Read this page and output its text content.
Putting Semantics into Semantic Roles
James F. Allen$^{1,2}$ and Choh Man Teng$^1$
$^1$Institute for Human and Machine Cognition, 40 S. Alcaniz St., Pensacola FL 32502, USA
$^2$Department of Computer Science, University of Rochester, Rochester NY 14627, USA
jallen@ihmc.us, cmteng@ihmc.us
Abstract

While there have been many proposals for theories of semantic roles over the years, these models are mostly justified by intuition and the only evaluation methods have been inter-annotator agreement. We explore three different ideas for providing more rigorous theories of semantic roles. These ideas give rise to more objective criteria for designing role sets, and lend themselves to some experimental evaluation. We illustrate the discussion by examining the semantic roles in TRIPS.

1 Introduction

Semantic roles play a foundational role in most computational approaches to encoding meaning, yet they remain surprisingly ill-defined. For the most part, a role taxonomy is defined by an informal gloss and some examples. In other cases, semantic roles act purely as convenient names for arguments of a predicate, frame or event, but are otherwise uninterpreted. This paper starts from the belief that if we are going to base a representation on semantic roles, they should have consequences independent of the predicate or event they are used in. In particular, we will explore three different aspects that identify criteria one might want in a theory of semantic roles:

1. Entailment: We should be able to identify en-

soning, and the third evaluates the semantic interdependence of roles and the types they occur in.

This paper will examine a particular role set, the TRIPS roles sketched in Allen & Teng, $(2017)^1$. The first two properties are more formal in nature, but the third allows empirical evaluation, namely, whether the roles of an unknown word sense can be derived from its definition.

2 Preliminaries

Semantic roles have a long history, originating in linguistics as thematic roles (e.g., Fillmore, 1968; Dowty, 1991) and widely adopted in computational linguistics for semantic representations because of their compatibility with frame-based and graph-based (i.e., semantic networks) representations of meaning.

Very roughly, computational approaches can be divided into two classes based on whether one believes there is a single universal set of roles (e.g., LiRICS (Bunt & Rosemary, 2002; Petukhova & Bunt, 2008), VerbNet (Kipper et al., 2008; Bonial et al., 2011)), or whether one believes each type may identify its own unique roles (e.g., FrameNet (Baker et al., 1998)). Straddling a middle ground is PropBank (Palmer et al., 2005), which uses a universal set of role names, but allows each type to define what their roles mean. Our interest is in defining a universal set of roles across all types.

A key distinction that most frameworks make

☆ ☆ ☆ ☆

_Set problem_. Say, as a single number and nothing more, how many lines of the entries contain the word "third".

_Answer to this problem_. 2